Data tied to figure images:
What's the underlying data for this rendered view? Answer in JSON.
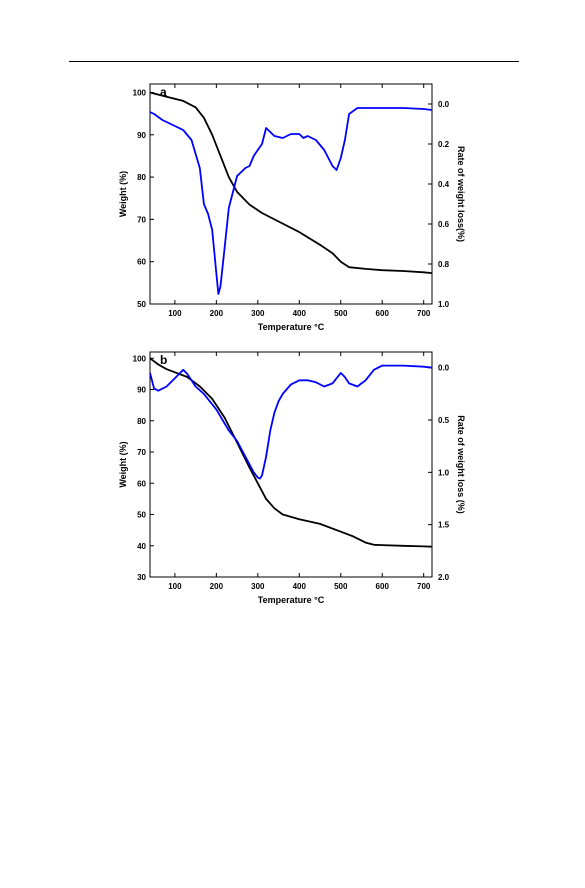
{
  "chart_data": [
    {
      "type": "line",
      "panel_label": "a",
      "xlabel": "Temperature °C",
      "ylabel": "Weight (%)",
      "y2label": "Rate of weight loss(%)",
      "xlim": [
        40,
        720
      ],
      "ylim": [
        50,
        102
      ],
      "y2lim": [
        -0.1,
        1.0
      ],
      "y2_inverted": true,
      "x_ticks": [
        100,
        200,
        300,
        400,
        500,
        600,
        700
      ],
      "y_ticks": [
        50,
        60,
        70,
        80,
        90,
        100
      ],
      "y2_ticks": [
        "0.0",
        "0.2",
        "0.4",
        "0.6",
        "0.8",
        "1.0"
      ],
      "series": [
        {
          "axis": "left",
          "color": "#000000",
          "x": [
            40,
            80,
            120,
            150,
            170,
            190,
            210,
            230,
            250,
            280,
            310,
            350,
            400,
            450,
            480,
            500,
            520,
            560,
            600,
            650,
            700,
            720
          ],
          "y": [
            100,
            99,
            98,
            96.5,
            94,
            90,
            85,
            80,
            76.5,
            73.5,
            71.5,
            69.5,
            67,
            64,
            62,
            60,
            58.7,
            58.3,
            58,
            57.8,
            57.5,
            57.3
          ]
        },
        {
          "axis": "right",
          "color": "#0000ff",
          "x": [
            40,
            50,
            70,
            100,
            120,
            140,
            160,
            170,
            180,
            190,
            200,
            205,
            210,
            220,
            230,
            250,
            270,
            280,
            290,
            300,
            310,
            320,
            340,
            360,
            380,
            400,
            410,
            420,
            440,
            460,
            480,
            490,
            500,
            510,
            520,
            540,
            560,
            600,
            650,
            700,
            720
          ],
          "y": [
            0.04,
            0.05,
            0.08,
            0.11,
            0.13,
            0.18,
            0.32,
            0.5,
            0.55,
            0.63,
            0.85,
            0.95,
            0.91,
            0.72,
            0.52,
            0.36,
            0.32,
            0.31,
            0.26,
            0.23,
            0.2,
            0.12,
            0.16,
            0.17,
            0.15,
            0.15,
            0.17,
            0.16,
            0.18,
            0.23,
            0.31,
            0.33,
            0.27,
            0.18,
            0.05,
            0.02,
            0.02,
            0.02,
            0.02,
            0.025,
            0.03
          ]
        }
      ]
    },
    {
      "type": "line",
      "panel_label": "b",
      "xlabel": "Temperature °C",
      "ylabel": "Weight (%)",
      "y2label": "Rate of weight loss (%)",
      "xlim": [
        40,
        720
      ],
      "ylim": [
        30,
        102
      ],
      "y2lim": [
        -0.15,
        2.0
      ],
      "y2_inverted": true,
      "x_ticks": [
        100,
        200,
        300,
        400,
        500,
        600,
        700
      ],
      "y_ticks": [
        30,
        40,
        50,
        60,
        70,
        80,
        90,
        100
      ],
      "y2_ticks": [
        "0.0",
        "0.5",
        "1.0",
        "1.5",
        "2.0"
      ],
      "series": [
        {
          "axis": "left",
          "color": "#000000",
          "x": [
            40,
            60,
            80,
            100,
            130,
            160,
            190,
            220,
            250,
            280,
            300,
            320,
            340,
            360,
            400,
            450,
            500,
            530,
            560,
            580,
            600,
            650,
            700,
            720
          ],
          "y": [
            100,
            98,
            96.5,
            95.5,
            94,
            91,
            87,
            81,
            73,
            65,
            60,
            55,
            52,
            50,
            48.5,
            47,
            44.5,
            43,
            41,
            40.3,
            40.2,
            40,
            39.8,
            39.7
          ]
        },
        {
          "axis": "right",
          "color": "#0000ff",
          "x": [
            40,
            50,
            60,
            80,
            100,
            120,
            130,
            150,
            170,
            200,
            230,
            250,
            270,
            290,
            300,
            305,
            310,
            320,
            330,
            340,
            350,
            360,
            380,
            400,
            420,
            440,
            460,
            480,
            500,
            510,
            520,
            540,
            560,
            580,
            600,
            650,
            700,
            720
          ],
          "y": [
            0.05,
            0.2,
            0.22,
            0.18,
            0.1,
            0.02,
            0.06,
            0.18,
            0.25,
            0.4,
            0.6,
            0.7,
            0.85,
            1.0,
            1.05,
            1.06,
            1.03,
            0.85,
            0.6,
            0.43,
            0.32,
            0.25,
            0.16,
            0.12,
            0.12,
            0.14,
            0.18,
            0.15,
            0.05,
            0.09,
            0.15,
            0.18,
            0.12,
            0.02,
            -0.02,
            -0.02,
            -0.01,
            0.0
          ]
        }
      ]
    }
  ]
}
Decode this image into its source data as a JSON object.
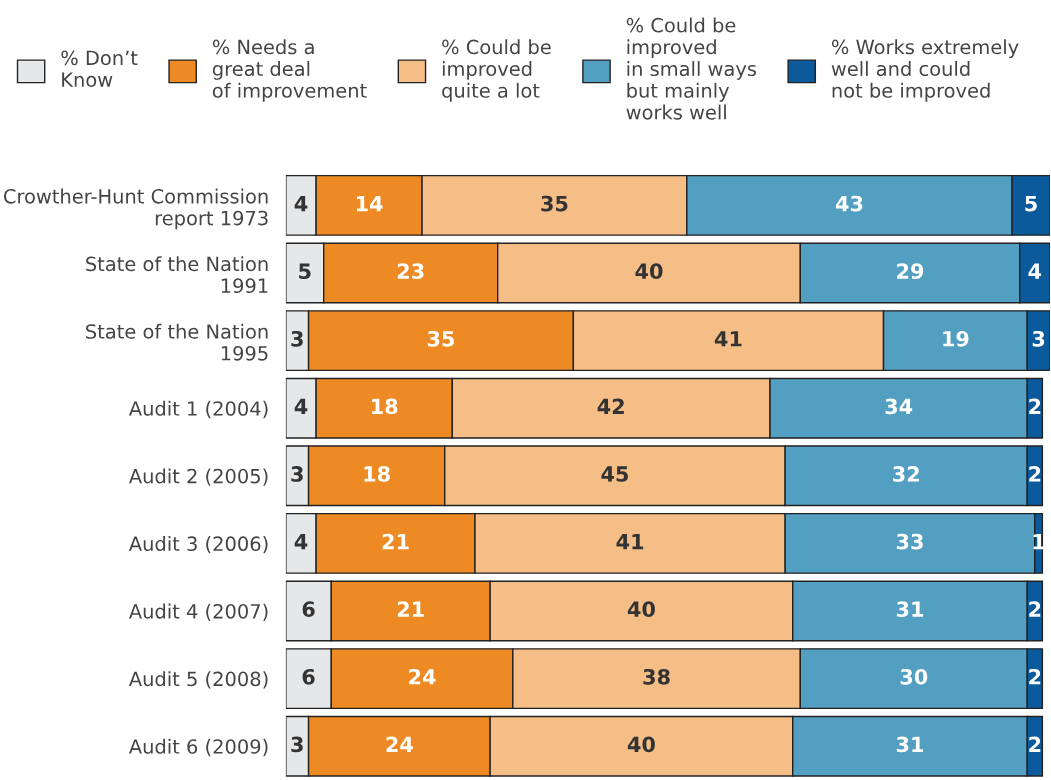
{
  "chart_data": {
    "type": "bar",
    "orientation": "horizontal",
    "stacked": true,
    "data_labels": true,
    "legend": "top",
    "grid": false,
    "tick_labels": "y",
    "categories": [
      "Crowther-Hunt Commission\nreport 1973",
      "State of the Nation\n1991",
      "State of the Nation\n1995",
      "Audit 1 (2004)",
      "Audit 2 (2005)",
      "Audit 3 (2006)",
      "Audit 4 (2007)",
      "Audit 5 (2008)",
      "Audit 6 (2009)"
    ],
    "series": [
      {
        "name": "% Don’t\nKnow",
        "color": "#e6e7e8",
        "values": [
          4,
          5,
          3,
          4,
          3,
          4,
          6,
          6,
          3
        ]
      },
      {
        "name": "% Needs a\ngreat deal\nof improvement",
        "color": "#ee8a23",
        "values": [
          14,
          23,
          35,
          18,
          18,
          21,
          21,
          24,
          24
        ]
      },
      {
        "name": "% Could be\nimproved\nquite a lot",
        "color": "#f6be87",
        "values": [
          35,
          40,
          41,
          42,
          45,
          41,
          40,
          38,
          40
        ]
      },
      {
        "name": "% Could be\nimproved\nin small ways\nbut mainly\nworks well",
        "color": "#539fc2",
        "values": [
          43,
          29,
          19,
          34,
          32,
          33,
          31,
          30,
          31
        ]
      },
      {
        "name": "% Works extremely\nwell and could\nnot be improved",
        "color": "#0a5a9c",
        "values": [
          5,
          4,
          3,
          2,
          2,
          1,
          2,
          2,
          2
        ]
      }
    ]
  }
}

What to do
Make a verbatim copy of all the entries and strip out the pictures.

Expected answer
What's the underlying data for this rendered view? Answer in JSON.
{
  "chart_data": [
    {
      "type": "line",
      "panel_label": "a",
      "xlabel": "Temperature °C",
      "ylabel": "Weight (%)",
      "y2label": "Rate of weight loss(%)",
      "xlim": [
        40,
        720
      ],
      "ylim": [
        50,
        102
      ],
      "y2lim": [
        -0.1,
        1.0
      ],
      "y2_inverted": true,
      "x_ticks": [
        100,
        200,
        300,
        400,
        500,
        600,
        700
      ],
      "y_ticks": [
        50,
        60,
        70,
        80,
        90,
        100
      ],
      "y2_ticks": [
        "0.0",
        "0.2",
        "0.4",
        "0.6",
        "0.8",
        "1.0"
      ],
      "series": [
        {
          "axis": "left",
          "color": "#000000",
          "x": [
            40,
            80,
            120,
            150,
            170,
            190,
            210,
            230,
            250,
            280,
            310,
            350,
            400,
            450,
            480,
            500,
            520,
            560,
            600,
            650,
            700,
            720
          ],
          "y": [
            100,
            99,
            98,
            96.5,
            94,
            90,
            85,
            80,
            76.5,
            73.5,
            71.5,
            69.5,
            67,
            64,
            62,
            60,
            58.7,
            58.3,
            58,
            57.8,
            57.5,
            57.3
          ]
        },
        {
          "axis": "right",
          "color": "#0000ff",
          "x": [
            40,
            50,
            70,
            100,
            120,
            140,
            160,
            170,
            180,
            190,
            200,
            205,
            210,
            220,
            230,
            250,
            270,
            280,
            290,
            300,
            310,
            320,
            340,
            360,
            380,
            400,
            410,
            420,
            440,
            460,
            480,
            490,
            500,
            510,
            520,
            540,
            560,
            600,
            650,
            700,
            720
          ],
          "y": [
            0.04,
            0.05,
            0.08,
            0.11,
            0.13,
            0.18,
            0.32,
            0.5,
            0.55,
            0.63,
            0.85,
            0.95,
            0.91,
            0.72,
            0.52,
            0.36,
            0.32,
            0.31,
            0.26,
            0.23,
            0.2,
            0.12,
            0.16,
            0.17,
            0.15,
            0.15,
            0.17,
            0.16,
            0.18,
            0.23,
            0.31,
            0.33,
            0.27,
            0.18,
            0.05,
            0.02,
            0.02,
            0.02,
            0.02,
            0.025,
            0.03
          ]
        }
      ]
    },
    {
      "type": "line",
      "panel_label": "b",
      "xlabel": "Temperature °C",
      "ylabel": "Weight (%)",
      "y2label": "Rate of weight loss (%)",
      "xlim": [
        40,
        720
      ],
      "ylim": [
        30,
        102
      ],
      "y2lim": [
        -0.15,
        2.0
      ],
      "y2_inverted": true,
      "x_ticks": [
        100,
        200,
        300,
        400,
        500,
        600,
        700
      ],
      "y_ticks": [
        30,
        40,
        50,
        60,
        70,
        80,
        90,
        100
      ],
      "y2_ticks": [
        "0.0",
        "0.5",
        "1.0",
        "1.5",
        "2.0"
      ],
      "series": [
        {
          "axis": "left",
          "color": "#000000",
          "x": [
            40,
            60,
            80,
            100,
            130,
            160,
            190,
            220,
            250,
            280,
            300,
            320,
            340,
            360,
            400,
            450,
            500,
            530,
            560,
            580,
            600,
            650,
            700,
            720
          ],
          "y": [
            100,
            98,
            96.5,
            95.5,
            94,
            91,
            87,
            81,
            73,
            65,
            60,
            55,
            52,
            50,
            48.5,
            47,
            44.5,
            43,
            41,
            40.3,
            40.2,
            40,
            39.8,
            39.7
          ]
        },
        {
          "axis": "right",
          "color": "#0000ff",
          "x": [
            40,
            50,
            60,
            80,
            100,
            120,
            130,
            150,
            170,
            200,
            230,
            250,
            270,
            290,
            300,
            305,
            310,
            320,
            330,
            340,
            350,
            360,
            380,
            400,
            420,
            440,
            460,
            480,
            500,
            510,
            520,
            540,
            560,
            580,
            600,
            650,
            700,
            720
          ],
          "y": [
            0.05,
            0.2,
            0.22,
            0.18,
            0.1,
            0.02,
            0.06,
            0.18,
            0.25,
            0.4,
            0.6,
            0.7,
            0.85,
            1.0,
            1.05,
            1.06,
            1.03,
            0.85,
            0.6,
            0.43,
            0.32,
            0.25,
            0.16,
            0.12,
            0.12,
            0.14,
            0.18,
            0.15,
            0.05,
            0.09,
            0.15,
            0.18,
            0.12,
            0.02,
            -0.02,
            -0.02,
            -0.01,
            0.0
          ]
        }
      ]
    }
  ]
}
Decode this image into its source data as a JSON object.
{
  "chart_data": {
    "type": "bar",
    "orientation": "horizontal",
    "stacked": true,
    "data_labels": true,
    "legend": "top",
    "grid": false,
    "tick_labels": "y",
    "categories": [
      "Crowther-Hunt Commission\nreport 1973",
      "State of the Nation\n1991",
      "State of the Nation\n1995",
      "Audit 1 (2004)",
      "Audit 2 (2005)",
      "Audit 3 (2006)",
      "Audit 4 (2007)",
      "Audit 5 (2008)",
      "Audit 6 (2009)"
    ],
    "series": [
      {
        "name": "% Don’t\nKnow",
        "color": "#e6e7e8",
        "values": [
          4,
          5,
          3,
          4,
          3,
          4,
          6,
          6,
          3
        ]
      },
      {
        "name": "% Needs a\ngreat deal\nof improvement",
        "color": "#ee8a23",
        "values": [
          14,
          23,
          35,
          18,
          18,
          21,
          21,
          24,
          24
        ]
      },
      {
        "name": "% Could be\nimproved\nquite a lot",
        "color": "#f6be87",
        "values": [
          35,
          40,
          41,
          42,
          45,
          41,
          40,
          38,
          40
        ]
      },
      {
        "name": "% Could be\nimproved\nin small ways\nbut mainly\nworks well",
        "color": "#539fc2",
        "values": [
          43,
          29,
          19,
          34,
          32,
          33,
          31,
          30,
          31
        ]
      },
      {
        "name": "% Works extremely\nwell and could\nnot be improved",
        "color": "#0a5a9c",
        "values": [
          5,
          4,
          3,
          2,
          2,
          1,
          2,
          2,
          2
        ]
      }
    ]
  }
}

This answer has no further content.